● EXERCISE
Go through each line of the records below and count those with the word "中华人民共和国民法典". Give only the count.

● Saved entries
--
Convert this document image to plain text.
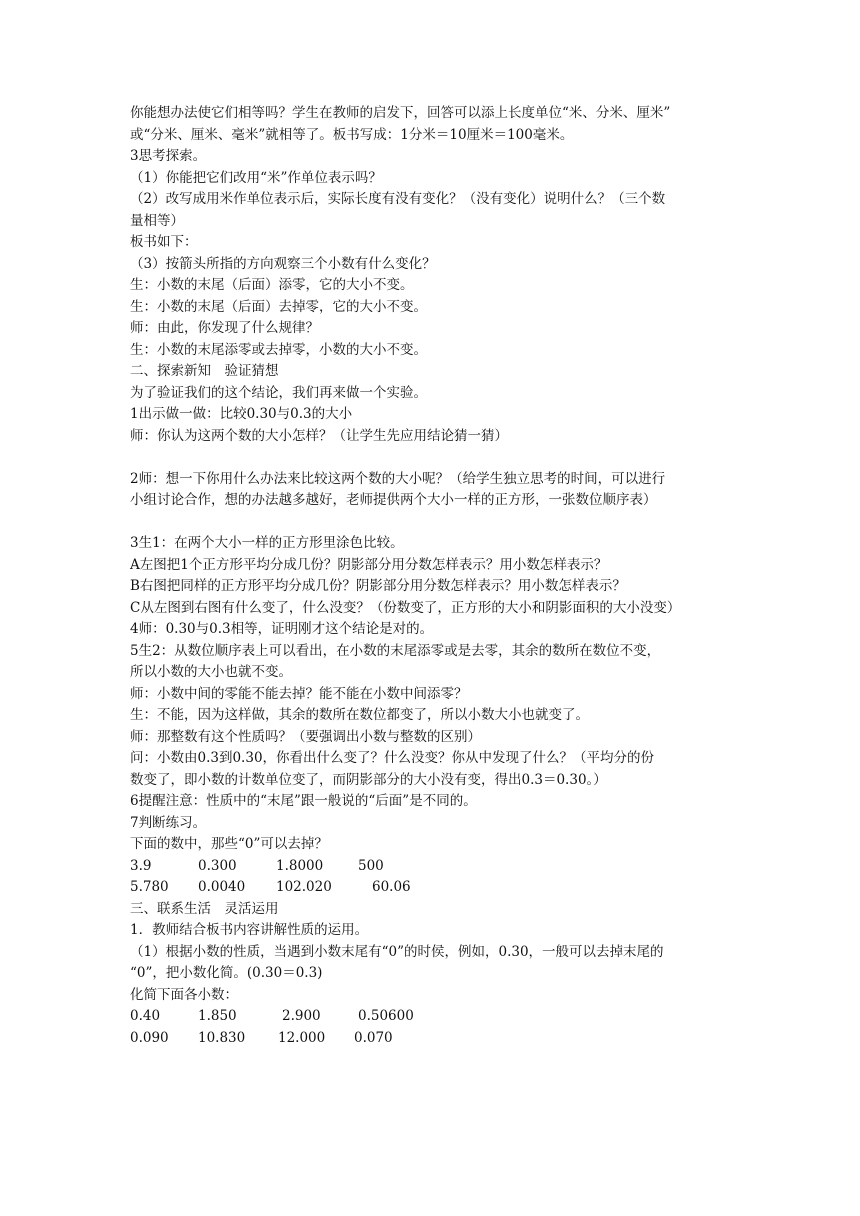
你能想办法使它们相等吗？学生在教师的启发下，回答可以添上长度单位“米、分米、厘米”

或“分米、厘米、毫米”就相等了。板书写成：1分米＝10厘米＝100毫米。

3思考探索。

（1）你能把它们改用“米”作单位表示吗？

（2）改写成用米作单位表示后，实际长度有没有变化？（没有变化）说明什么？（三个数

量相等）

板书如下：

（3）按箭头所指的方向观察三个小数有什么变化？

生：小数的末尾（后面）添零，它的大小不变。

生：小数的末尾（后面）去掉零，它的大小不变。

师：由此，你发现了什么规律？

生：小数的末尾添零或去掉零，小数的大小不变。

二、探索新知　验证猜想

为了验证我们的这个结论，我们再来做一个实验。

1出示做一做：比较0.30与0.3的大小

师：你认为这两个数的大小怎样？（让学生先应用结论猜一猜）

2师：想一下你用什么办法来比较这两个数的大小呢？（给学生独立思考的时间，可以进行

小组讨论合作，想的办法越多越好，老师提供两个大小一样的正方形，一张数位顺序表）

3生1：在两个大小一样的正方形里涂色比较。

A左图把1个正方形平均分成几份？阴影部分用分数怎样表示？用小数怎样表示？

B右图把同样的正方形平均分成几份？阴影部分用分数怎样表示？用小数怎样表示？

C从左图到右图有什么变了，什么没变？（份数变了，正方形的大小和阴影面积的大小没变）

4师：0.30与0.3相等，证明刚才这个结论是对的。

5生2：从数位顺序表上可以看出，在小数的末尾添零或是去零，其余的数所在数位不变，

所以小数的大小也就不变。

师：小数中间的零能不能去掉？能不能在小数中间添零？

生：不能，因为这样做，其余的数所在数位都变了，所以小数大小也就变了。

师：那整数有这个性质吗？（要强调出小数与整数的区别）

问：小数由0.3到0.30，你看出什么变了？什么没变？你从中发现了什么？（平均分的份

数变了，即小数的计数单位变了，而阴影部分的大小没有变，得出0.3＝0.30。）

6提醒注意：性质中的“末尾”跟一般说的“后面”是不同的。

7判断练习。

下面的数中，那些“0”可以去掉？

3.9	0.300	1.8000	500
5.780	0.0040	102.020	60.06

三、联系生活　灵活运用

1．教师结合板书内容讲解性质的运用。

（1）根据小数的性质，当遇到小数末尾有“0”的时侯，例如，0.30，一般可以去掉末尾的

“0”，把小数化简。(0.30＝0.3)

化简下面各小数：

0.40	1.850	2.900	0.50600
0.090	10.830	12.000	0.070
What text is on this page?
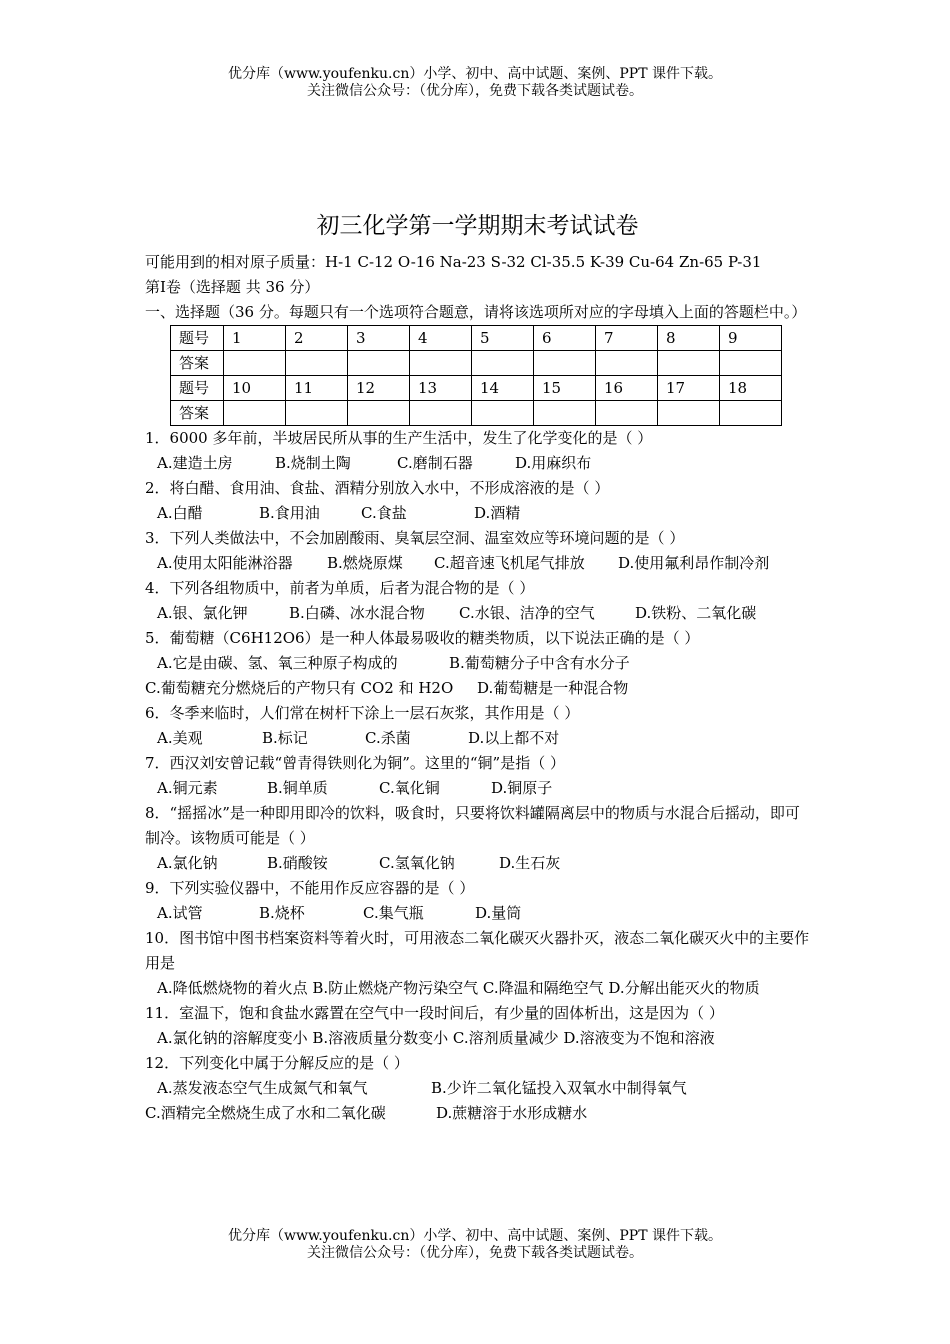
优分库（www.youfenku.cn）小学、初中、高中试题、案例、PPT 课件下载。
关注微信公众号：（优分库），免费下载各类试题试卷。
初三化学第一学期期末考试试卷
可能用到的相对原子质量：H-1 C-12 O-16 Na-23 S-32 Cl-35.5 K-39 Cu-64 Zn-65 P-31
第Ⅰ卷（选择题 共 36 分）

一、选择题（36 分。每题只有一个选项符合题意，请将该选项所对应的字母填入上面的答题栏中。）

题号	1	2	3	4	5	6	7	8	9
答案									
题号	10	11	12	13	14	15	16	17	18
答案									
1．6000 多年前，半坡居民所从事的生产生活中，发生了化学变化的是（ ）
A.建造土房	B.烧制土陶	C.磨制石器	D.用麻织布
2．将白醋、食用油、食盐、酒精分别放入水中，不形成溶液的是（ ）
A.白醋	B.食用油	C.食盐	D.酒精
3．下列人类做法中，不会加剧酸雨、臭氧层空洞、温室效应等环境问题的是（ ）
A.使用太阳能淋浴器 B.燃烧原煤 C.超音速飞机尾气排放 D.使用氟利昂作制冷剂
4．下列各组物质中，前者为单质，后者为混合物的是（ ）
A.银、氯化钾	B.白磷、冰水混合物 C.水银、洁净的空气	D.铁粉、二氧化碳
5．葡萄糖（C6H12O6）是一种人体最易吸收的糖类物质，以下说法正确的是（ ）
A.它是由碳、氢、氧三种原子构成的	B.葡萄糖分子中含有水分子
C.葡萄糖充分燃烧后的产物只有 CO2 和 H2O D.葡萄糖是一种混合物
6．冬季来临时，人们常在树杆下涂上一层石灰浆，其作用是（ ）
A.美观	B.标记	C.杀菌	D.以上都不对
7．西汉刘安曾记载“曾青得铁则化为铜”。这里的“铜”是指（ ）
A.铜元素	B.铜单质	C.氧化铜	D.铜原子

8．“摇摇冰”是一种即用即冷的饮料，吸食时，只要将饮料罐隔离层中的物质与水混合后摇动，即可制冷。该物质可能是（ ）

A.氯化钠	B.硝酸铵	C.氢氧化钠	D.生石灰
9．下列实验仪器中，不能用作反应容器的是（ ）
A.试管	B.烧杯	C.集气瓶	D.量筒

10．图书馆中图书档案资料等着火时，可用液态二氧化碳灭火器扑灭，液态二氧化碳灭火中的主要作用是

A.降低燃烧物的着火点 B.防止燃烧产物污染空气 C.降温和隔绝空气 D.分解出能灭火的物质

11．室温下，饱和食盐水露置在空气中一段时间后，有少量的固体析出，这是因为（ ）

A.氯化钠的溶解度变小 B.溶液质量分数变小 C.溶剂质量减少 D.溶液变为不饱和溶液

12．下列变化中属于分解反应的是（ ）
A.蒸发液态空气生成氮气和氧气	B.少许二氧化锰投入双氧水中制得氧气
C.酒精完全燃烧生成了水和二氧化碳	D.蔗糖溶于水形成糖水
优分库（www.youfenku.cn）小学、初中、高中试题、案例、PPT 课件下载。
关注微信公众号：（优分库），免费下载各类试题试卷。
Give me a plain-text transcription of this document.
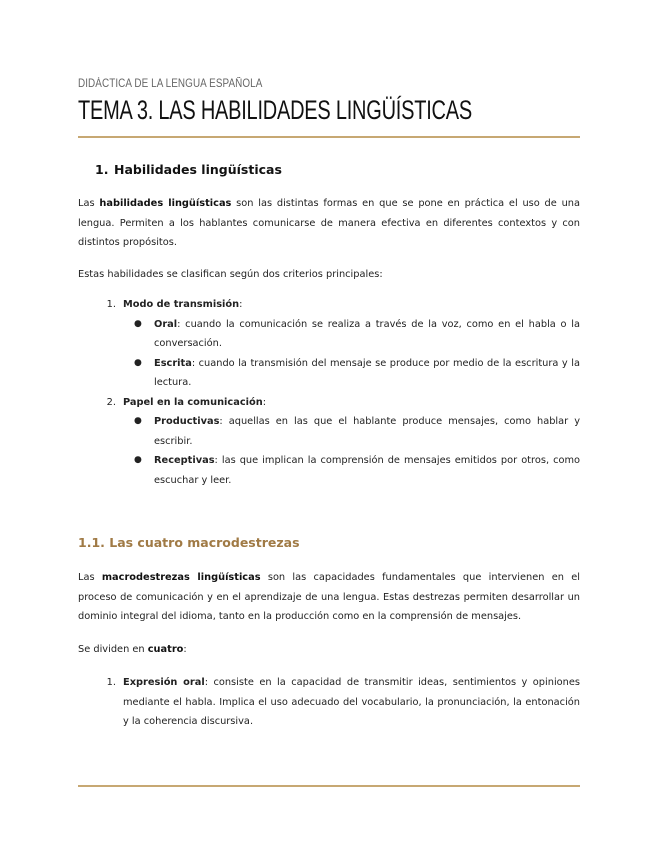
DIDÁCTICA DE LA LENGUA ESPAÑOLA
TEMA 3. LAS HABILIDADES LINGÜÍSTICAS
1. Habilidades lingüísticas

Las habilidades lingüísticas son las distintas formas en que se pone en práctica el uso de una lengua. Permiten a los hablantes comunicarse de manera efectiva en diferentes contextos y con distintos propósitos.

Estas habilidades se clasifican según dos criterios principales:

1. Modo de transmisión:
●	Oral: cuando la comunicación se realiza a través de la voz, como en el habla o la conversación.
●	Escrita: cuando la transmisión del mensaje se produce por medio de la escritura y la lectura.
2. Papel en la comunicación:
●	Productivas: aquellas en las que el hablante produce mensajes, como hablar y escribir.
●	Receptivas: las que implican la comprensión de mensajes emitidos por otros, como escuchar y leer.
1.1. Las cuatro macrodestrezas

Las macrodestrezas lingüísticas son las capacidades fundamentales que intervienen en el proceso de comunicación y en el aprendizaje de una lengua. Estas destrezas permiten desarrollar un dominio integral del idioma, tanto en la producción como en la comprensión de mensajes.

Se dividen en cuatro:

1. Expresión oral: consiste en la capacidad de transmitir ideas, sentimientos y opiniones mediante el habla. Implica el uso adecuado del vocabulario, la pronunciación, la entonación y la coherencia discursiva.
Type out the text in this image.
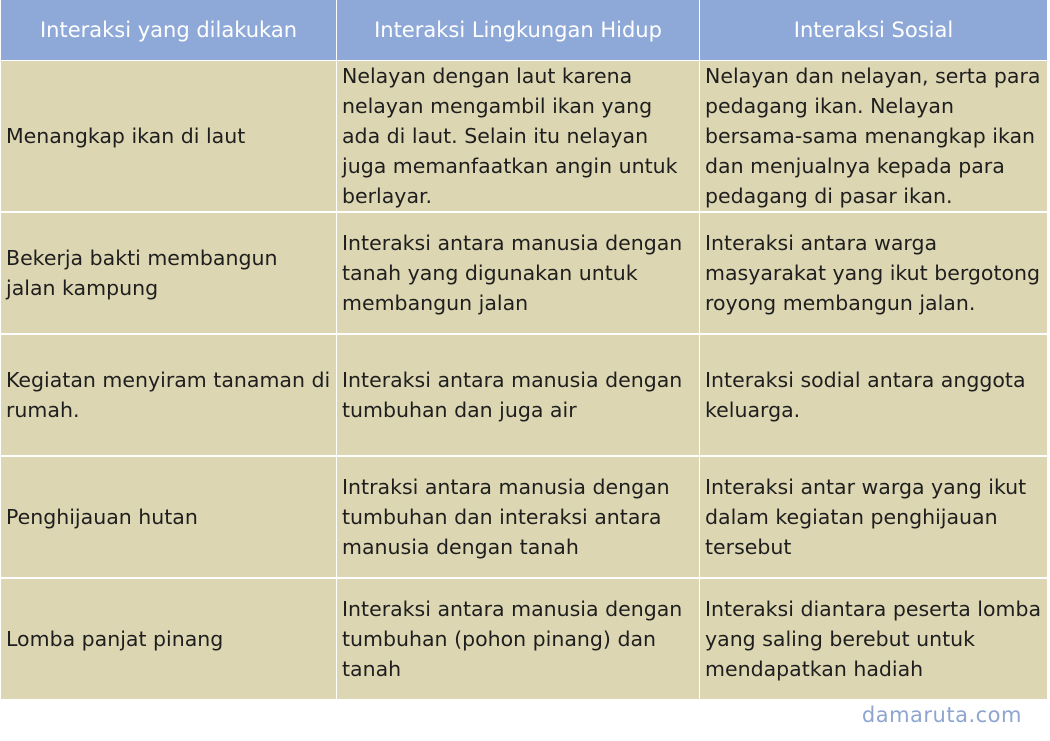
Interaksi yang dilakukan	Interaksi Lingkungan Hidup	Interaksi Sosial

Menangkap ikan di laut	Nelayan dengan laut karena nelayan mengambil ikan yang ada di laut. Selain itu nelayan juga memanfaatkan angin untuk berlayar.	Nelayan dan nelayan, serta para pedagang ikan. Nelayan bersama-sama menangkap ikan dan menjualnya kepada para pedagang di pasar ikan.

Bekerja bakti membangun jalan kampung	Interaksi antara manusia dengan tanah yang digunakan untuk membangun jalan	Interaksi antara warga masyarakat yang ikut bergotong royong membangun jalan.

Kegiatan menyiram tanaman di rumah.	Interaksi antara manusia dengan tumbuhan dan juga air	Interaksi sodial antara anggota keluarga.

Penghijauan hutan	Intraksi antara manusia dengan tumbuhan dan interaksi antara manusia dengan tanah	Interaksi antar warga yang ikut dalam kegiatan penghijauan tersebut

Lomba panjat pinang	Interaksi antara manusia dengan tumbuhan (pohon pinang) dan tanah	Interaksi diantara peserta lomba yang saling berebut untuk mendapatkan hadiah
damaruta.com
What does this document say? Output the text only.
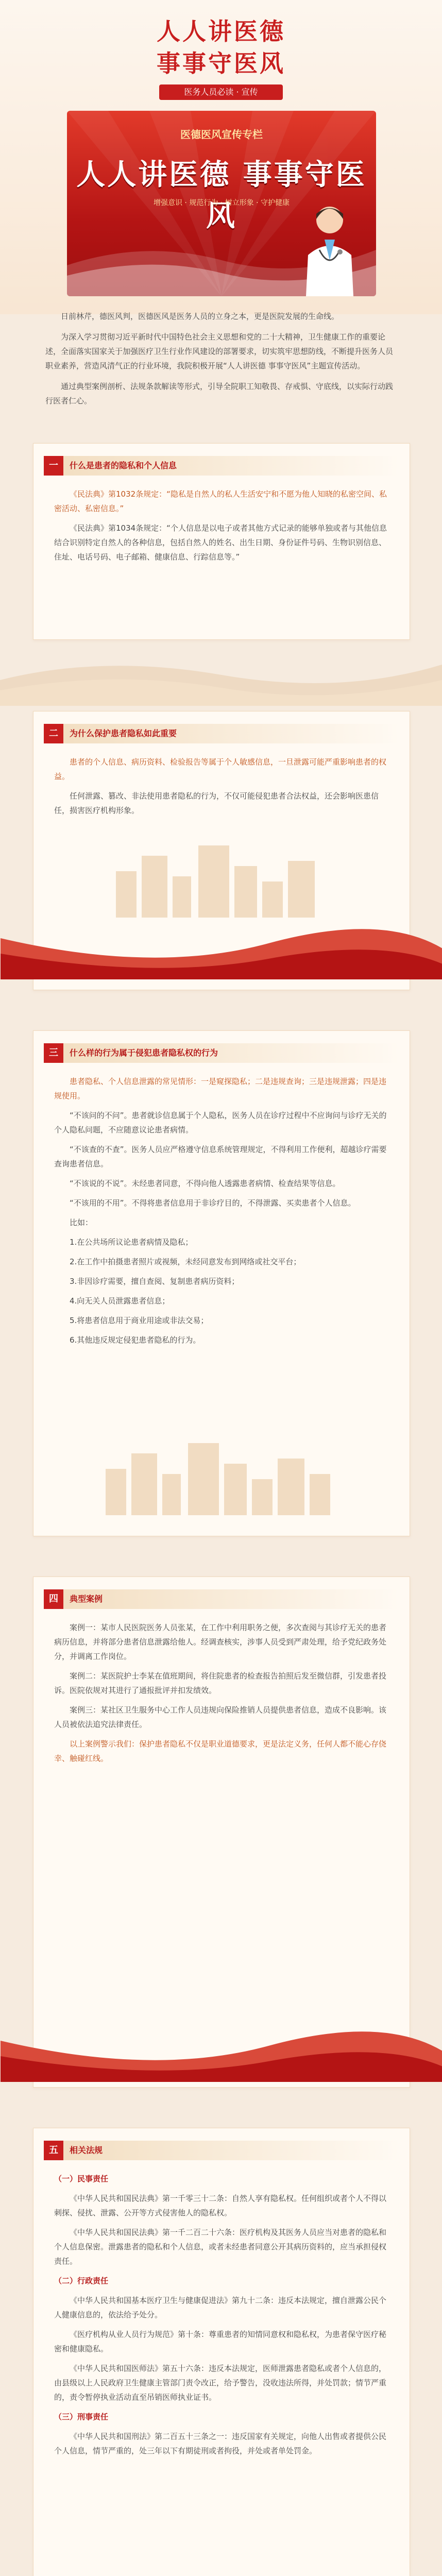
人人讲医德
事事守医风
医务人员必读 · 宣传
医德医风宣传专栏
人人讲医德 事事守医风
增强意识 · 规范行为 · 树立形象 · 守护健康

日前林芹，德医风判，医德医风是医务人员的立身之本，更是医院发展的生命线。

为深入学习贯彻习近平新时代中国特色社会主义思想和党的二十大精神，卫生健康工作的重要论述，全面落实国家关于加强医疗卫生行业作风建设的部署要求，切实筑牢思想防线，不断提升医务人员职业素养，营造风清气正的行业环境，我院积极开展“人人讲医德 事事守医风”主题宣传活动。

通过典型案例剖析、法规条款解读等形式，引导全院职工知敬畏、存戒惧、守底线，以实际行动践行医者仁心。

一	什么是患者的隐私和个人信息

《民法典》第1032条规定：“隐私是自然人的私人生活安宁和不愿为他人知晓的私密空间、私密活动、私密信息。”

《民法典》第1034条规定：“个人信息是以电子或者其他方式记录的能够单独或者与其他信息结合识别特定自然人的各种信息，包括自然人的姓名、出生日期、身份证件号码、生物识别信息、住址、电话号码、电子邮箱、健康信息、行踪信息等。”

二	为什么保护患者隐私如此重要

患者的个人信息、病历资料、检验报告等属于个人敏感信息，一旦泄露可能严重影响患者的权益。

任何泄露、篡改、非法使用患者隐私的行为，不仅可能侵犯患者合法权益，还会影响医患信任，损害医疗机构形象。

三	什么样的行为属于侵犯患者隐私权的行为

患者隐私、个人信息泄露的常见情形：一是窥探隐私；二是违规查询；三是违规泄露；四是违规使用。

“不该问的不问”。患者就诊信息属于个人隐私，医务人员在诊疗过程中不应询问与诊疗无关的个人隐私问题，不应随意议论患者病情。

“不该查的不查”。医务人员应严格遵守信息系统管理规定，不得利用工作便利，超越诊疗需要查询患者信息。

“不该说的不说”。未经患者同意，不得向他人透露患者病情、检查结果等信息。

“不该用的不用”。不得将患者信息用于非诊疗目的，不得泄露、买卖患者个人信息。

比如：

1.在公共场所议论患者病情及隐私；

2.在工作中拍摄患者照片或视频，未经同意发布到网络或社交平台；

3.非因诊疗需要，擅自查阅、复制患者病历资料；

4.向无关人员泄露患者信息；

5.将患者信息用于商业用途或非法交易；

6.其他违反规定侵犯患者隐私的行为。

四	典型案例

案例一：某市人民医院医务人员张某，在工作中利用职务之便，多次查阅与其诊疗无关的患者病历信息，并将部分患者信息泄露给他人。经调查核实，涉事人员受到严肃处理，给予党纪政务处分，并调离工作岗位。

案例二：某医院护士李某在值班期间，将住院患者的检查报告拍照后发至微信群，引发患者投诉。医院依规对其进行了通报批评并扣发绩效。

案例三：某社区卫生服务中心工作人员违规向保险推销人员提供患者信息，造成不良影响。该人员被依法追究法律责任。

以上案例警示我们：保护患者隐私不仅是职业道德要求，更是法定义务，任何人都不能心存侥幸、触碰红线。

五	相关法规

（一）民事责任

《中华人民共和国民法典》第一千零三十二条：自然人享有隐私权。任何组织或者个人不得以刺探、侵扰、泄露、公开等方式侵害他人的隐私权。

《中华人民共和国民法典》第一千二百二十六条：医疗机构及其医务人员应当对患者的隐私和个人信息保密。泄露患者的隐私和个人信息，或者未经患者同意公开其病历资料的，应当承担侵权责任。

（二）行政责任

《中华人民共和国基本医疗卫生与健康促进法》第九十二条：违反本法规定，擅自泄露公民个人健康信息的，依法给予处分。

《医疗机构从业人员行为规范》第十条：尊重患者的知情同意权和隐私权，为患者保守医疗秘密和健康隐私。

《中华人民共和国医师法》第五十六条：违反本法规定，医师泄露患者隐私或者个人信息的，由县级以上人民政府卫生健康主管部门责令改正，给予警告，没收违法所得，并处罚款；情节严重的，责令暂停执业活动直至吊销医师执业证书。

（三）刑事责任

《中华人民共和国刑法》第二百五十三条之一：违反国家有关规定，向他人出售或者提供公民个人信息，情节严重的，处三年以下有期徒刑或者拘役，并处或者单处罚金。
--
● EXERCISE SOLUTION
2